- Written exercise: Which lines below hold the word "abcbourse"? Copy all of them.

- Material provided:
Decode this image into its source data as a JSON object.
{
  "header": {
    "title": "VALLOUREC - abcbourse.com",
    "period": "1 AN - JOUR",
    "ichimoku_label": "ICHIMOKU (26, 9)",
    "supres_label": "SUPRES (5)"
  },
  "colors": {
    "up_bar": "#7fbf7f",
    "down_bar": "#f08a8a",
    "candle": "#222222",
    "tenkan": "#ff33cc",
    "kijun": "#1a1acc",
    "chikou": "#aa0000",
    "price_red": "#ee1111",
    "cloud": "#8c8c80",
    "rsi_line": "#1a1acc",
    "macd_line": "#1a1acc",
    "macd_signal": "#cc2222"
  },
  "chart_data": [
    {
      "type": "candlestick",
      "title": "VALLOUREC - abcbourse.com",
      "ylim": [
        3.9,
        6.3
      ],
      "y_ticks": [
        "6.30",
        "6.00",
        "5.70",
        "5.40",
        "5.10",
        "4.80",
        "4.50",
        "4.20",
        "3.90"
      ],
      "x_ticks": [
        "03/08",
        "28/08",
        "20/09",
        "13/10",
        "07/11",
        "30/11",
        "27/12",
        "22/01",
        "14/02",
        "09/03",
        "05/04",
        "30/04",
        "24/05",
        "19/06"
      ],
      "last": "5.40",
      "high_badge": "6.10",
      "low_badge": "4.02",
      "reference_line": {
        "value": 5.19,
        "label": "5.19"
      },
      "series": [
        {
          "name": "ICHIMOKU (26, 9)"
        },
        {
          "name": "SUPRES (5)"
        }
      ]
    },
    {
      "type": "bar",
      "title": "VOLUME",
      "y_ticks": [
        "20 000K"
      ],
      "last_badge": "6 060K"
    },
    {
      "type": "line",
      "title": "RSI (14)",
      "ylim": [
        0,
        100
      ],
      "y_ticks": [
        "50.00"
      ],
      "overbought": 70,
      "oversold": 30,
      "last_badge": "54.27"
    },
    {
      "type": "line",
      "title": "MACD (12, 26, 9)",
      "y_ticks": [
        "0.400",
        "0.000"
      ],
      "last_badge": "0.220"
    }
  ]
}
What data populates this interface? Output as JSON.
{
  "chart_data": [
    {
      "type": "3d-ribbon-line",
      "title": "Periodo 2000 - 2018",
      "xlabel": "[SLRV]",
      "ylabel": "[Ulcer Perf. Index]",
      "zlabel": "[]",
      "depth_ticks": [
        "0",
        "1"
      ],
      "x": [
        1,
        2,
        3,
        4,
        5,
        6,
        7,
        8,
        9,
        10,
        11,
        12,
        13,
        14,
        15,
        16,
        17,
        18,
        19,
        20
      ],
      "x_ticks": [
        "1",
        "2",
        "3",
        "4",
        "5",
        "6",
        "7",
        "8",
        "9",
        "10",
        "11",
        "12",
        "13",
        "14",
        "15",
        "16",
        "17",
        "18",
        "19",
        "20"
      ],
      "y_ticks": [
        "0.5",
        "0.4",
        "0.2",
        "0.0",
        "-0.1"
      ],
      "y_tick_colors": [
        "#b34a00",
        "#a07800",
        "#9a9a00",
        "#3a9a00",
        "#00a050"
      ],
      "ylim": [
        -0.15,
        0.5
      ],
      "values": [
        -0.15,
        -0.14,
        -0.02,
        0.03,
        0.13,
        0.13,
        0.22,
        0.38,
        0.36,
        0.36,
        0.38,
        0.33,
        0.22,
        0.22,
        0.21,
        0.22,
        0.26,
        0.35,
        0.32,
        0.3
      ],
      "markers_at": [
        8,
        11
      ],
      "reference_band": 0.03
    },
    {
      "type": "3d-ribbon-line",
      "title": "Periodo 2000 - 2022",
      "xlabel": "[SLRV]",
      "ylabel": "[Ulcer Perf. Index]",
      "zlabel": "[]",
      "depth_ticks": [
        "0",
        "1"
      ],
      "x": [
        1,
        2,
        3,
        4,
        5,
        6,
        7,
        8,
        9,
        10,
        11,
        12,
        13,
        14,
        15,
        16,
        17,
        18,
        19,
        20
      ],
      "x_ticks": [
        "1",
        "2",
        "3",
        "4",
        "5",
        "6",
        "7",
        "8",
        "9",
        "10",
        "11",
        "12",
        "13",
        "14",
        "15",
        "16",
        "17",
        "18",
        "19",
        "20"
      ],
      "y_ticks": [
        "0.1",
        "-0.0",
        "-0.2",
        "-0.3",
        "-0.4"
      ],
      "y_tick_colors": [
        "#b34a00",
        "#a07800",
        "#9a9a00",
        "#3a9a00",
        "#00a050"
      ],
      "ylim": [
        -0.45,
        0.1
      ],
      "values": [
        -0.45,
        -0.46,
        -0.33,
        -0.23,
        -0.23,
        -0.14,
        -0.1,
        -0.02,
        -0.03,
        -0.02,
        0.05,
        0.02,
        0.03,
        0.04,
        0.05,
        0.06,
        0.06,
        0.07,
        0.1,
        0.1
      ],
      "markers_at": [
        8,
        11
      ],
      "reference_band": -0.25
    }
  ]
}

- Response to this exercise:
    "title": "VALLOUREC - abcbourse.com",
      "title": "VALLOUREC - abcbourse.com",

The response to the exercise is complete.